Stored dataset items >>
-- BEGIN --

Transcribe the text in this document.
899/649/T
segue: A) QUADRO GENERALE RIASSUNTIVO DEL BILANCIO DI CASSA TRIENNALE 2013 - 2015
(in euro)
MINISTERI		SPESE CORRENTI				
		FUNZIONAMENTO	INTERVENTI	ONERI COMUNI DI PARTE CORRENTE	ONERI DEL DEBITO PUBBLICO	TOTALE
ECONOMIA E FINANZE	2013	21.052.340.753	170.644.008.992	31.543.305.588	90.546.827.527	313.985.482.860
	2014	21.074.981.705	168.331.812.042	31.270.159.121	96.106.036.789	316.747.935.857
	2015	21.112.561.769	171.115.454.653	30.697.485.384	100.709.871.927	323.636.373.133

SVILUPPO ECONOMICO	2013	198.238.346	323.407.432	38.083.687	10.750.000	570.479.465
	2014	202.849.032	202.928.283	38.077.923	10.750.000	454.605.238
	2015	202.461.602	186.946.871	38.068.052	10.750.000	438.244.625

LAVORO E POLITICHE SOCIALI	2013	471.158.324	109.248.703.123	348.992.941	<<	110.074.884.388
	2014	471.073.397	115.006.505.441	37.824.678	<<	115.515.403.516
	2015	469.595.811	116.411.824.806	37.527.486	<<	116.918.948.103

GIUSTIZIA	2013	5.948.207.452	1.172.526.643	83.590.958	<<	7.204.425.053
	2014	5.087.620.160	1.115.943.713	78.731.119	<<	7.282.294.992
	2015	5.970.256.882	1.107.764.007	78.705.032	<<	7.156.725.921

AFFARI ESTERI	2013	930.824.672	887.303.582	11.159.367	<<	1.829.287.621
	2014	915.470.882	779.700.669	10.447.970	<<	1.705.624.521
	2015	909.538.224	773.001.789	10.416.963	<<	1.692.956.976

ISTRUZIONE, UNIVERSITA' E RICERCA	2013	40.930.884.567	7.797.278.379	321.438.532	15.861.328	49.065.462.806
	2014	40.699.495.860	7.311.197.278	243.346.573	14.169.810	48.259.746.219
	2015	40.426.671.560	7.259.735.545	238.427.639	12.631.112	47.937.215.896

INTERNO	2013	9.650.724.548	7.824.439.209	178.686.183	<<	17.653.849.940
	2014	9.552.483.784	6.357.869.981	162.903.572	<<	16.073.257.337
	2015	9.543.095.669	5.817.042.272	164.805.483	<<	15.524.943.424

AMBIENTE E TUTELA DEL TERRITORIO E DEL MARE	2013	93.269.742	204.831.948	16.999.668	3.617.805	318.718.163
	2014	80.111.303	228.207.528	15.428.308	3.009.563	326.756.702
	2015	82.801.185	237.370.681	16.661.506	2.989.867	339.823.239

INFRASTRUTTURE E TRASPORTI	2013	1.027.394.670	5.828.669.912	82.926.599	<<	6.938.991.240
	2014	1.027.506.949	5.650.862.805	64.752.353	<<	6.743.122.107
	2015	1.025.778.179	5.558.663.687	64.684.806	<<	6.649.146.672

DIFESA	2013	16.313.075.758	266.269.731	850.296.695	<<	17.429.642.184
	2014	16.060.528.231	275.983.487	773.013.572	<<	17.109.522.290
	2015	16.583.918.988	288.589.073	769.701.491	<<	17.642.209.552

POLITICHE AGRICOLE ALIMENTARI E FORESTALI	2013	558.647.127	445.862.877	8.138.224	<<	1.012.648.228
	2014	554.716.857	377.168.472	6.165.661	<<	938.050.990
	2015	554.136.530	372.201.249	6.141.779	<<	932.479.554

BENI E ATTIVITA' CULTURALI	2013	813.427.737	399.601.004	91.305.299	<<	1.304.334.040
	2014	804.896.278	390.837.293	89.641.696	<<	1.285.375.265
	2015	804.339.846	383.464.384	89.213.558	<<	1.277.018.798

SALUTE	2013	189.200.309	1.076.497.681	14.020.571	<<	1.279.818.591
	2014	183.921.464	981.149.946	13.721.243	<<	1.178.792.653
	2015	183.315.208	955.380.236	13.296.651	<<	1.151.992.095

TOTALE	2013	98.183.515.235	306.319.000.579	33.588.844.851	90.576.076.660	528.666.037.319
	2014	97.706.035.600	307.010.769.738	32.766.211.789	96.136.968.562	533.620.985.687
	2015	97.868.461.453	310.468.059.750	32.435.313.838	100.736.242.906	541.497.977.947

-- END --

Work to be completed >> Wherever "POLITICHE" shows up in a line, copy that line.

Problem solution >>
LAVORO E POLITICHE SOCIALI	2013	471.158.324	109.248.703.123	348.992.941	<<	110.074.884.388
POLITICHE AGRICOLE ALIMENTARI E FORESTALI	2013	558.647.127	445.862.877	8.138.224	<<	1.012.648.228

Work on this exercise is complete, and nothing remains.